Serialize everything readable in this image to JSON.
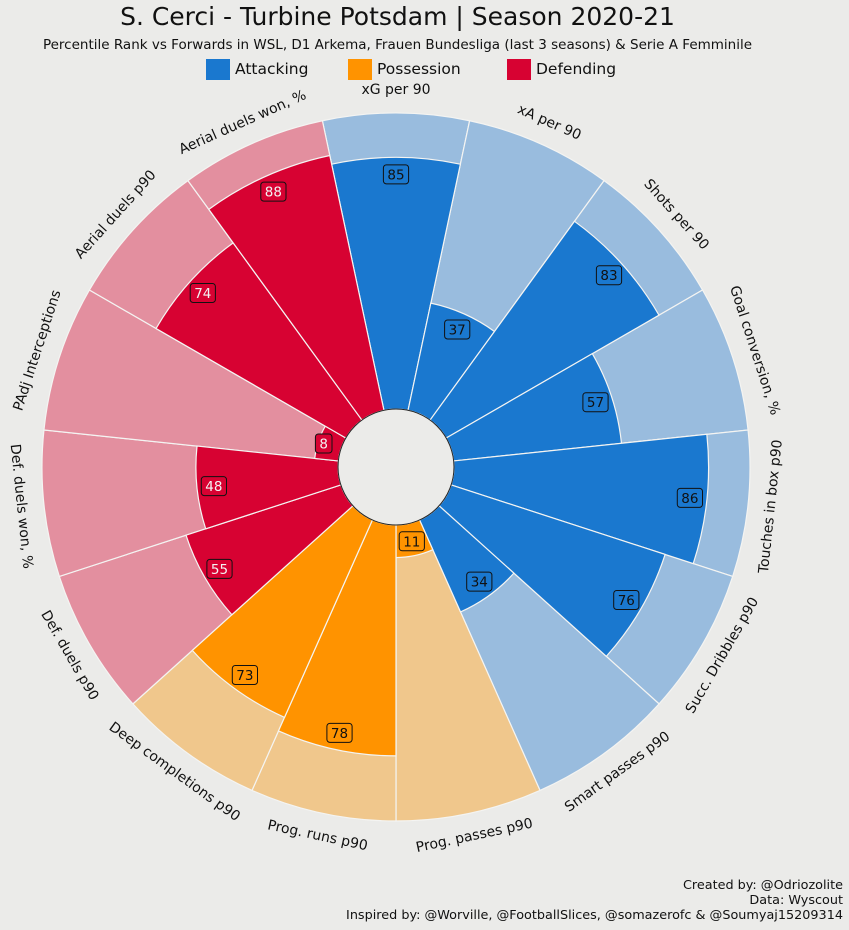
{
  "chart_data": {
    "type": "radial-bar",
    "title": "S. Cerci - Turbine Potsdam | Season 2020-21",
    "subtitle": "Percentile Rank vs Forwards in WSL, D1 Arkema, Frauen Bundesliga (last 3 seasons) & Serie A Femminile",
    "rlim": [
      0,
      100
    ],
    "categories": [
      "xG per 90",
      "xA per 90",
      "Shots per 90",
      "Goal conversion, %",
      "Touches in box p90",
      "Succ. Dribbles p90",
      "Smart passes p90",
      "Prog. passes p90",
      "Prog. runs p90",
      "Deep completions p90",
      "Def. duels p90",
      "Def. duels won, %",
      "PAdj Interceptions",
      "Aerial duels p90",
      "Aerial duels won, %"
    ],
    "values": [
      85,
      37,
      83,
      57,
      86,
      76,
      34,
      11,
      78,
      73,
      55,
      48,
      8,
      74,
      88
    ],
    "groups": [
      "Attacking",
      "Attacking",
      "Attacking",
      "Attacking",
      "Attacking",
      "Attacking",
      "Attacking",
      "Possession",
      "Possession",
      "Possession",
      "Defending",
      "Defending",
      "Defending",
      "Defending",
      "Defending"
    ],
    "legend": [
      {
        "name": "Attacking",
        "color": "#1a78cf",
        "light": "#99bcde"
      },
      {
        "name": "Possession",
        "color": "#ff9300",
        "light": "#f0c78c"
      },
      {
        "name": "Defending",
        "color": "#d70232",
        "light": "#e38f9f"
      }
    ]
  },
  "credits": {
    "line1": "Created by: @Odriozolite",
    "line2": "Data: Wyscout",
    "line3": "Inspired by: @Worville, @FootballSlices, @somazerofc & @Soumyaj15209314"
  }
}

════════════════

__WRITTEN EXERCISE__: Exclude all images and restate the records above word for word.

__SOLUTION TO THE PROBLEM__:
Serialize everything readable in this image to JSON.
{
  "chart_data": {
    "type": "radial-bar",
    "title": "S. Cerci - Turbine Potsdam | Season 2020-21",
    "subtitle": "Percentile Rank vs Forwards in WSL, D1 Arkema, Frauen Bundesliga (last 3 seasons) & Serie A Femminile",
    "rlim": [
      0,
      100
    ],
    "categories": [
      "xG per 90",
      "xA per 90",
      "Shots per 90",
      "Goal conversion, %",
      "Touches in box p90",
      "Succ. Dribbles p90",
      "Smart passes p90",
      "Prog. passes p90",
      "Prog. runs p90",
      "Deep completions p90",
      "Def. duels p90",
      "Def. duels won, %",
      "PAdj Interceptions",
      "Aerial duels p90",
      "Aerial duels won, %"
    ],
    "values": [
      85,
      37,
      83,
      57,
      86,
      76,
      34,
      11,
      78,
      73,
      55,
      48,
      8,
      74,
      88
    ],
    "groups": [
      "Attacking",
      "Attacking",
      "Attacking",
      "Attacking",
      "Attacking",
      "Attacking",
      "Attacking",
      "Possession",
      "Possession",
      "Possession",
      "Defending",
      "Defending",
      "Defending",
      "Defending",
      "Defending"
    ],
    "legend": [
      {
        "name": "Attacking",
        "color": "#1a78cf",
        "light": "#99bcde"
      },
      {
        "name": "Possession",
        "color": "#ff9300",
        "light": "#f0c78c"
      },
      {
        "name": "Defending",
        "color": "#d70232",
        "light": "#e38f9f"
      }
    ]
  },
  "credits": {
    "line1": "Created by: @Odriozolite",
    "line2": "Data: Wyscout",
    "line3": "Inspired by: @Worville, @FootballSlices, @somazerofc & @Soumyaj15209314"
  }
}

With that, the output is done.